Stated problem: Each line should be copied exactly.

(Collected data entries)

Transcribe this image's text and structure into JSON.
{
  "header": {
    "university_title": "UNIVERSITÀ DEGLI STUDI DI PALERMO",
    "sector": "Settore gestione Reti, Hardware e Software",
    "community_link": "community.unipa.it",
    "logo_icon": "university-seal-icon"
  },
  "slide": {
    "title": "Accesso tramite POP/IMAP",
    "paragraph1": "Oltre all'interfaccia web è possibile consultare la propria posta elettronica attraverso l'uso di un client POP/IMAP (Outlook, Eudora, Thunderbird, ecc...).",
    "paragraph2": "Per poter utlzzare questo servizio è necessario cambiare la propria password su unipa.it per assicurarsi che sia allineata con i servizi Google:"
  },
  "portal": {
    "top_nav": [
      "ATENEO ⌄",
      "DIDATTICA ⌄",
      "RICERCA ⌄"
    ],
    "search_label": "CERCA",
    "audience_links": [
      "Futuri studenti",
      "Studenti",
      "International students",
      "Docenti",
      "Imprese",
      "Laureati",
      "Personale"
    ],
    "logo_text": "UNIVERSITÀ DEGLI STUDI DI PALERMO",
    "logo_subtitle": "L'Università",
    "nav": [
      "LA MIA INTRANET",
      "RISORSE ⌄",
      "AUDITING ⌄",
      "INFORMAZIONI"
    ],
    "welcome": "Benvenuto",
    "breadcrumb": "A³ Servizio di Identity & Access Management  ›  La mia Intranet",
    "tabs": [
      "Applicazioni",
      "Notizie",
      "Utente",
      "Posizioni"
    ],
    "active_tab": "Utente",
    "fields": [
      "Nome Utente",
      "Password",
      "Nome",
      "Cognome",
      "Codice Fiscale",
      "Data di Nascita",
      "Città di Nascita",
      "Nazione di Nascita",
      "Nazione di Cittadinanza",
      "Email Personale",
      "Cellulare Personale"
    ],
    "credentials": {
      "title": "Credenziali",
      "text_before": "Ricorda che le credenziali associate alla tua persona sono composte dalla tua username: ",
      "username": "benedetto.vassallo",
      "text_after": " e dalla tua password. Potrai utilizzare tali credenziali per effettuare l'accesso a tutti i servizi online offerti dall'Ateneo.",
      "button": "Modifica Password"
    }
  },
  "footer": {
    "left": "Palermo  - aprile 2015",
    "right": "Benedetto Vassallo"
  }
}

Solution for this exercise:
Transcribe this image's text and structure into JSON.
{
  "header": {
    "university_title": "UNIVERSITÀ DEGLI STUDI DI PALERMO",
    "sector": "Settore gestione Reti, Hardware e Software",
    "community_link": "community.unipa.it",
    "logo_icon": "university-seal-icon"
  },
  "slide": {
    "title": "Accesso tramite POP/IMAP",
    "paragraph1": "Oltre all'interfaccia web è possibile consultare la propria posta elettronica attraverso l'uso di un client POP/IMAP (Outlook, Eudora, Thunderbird, ecc...).",
    "paragraph2": "Per poter utlzzare questo servizio è necessario cambiare la propria password su unipa.it per assicurarsi che sia allineata con i servizi Google:"
  },
  "portal": {
    "top_nav": [
      "ATENEO ⌄",
      "DIDATTICA ⌄",
      "RICERCA ⌄"
    ],
    "search_label": "CERCA",
    "audience_links": [
      "Futuri studenti",
      "Studenti",
      "International students",
      "Docenti",
      "Imprese",
      "Laureati",
      "Personale"
    ],
    "logo_text": "UNIVERSITÀ DEGLI STUDI DI PALERMO",
    "logo_subtitle": "L'Università",
    "nav": [
      "LA MIA INTRANET",
      "RISORSE ⌄",
      "AUDITING ⌄",
      "INFORMAZIONI"
    ],
    "welcome": "Benvenuto",
    "breadcrumb": "A³ Servizio di Identity & Access Management  ›  La mia Intranet",
    "tabs": [
      "Applicazioni",
      "Notizie",
      "Utente",
      "Posizioni"
    ],
    "active_tab": "Utente",
    "fields": [
      "Nome Utente",
      "Password",
      "Nome",
      "Cognome",
      "Codice Fiscale",
      "Data di Nascita",
      "Città di Nascita",
      "Nazione di Nascita",
      "Nazione di Cittadinanza",
      "Email Personale",
      "Cellulare Personale"
    ],
    "credentials": {
      "title": "Credenziali",
      "text_before": "Ricorda che le credenziali associate alla tua persona sono composte dalla tua username: ",
      "username": "benedetto.vassallo",
      "text_after": " e dalla tua password. Potrai utilizzare tali credenziali per effettuare l'accesso a tutti i servizi online offerti dall'Ateneo.",
      "button": "Modifica Password"
    }
  },
  "footer": {
    "left": "Palermo  - aprile 2015",
    "right": "Benedetto Vassallo"
  }
}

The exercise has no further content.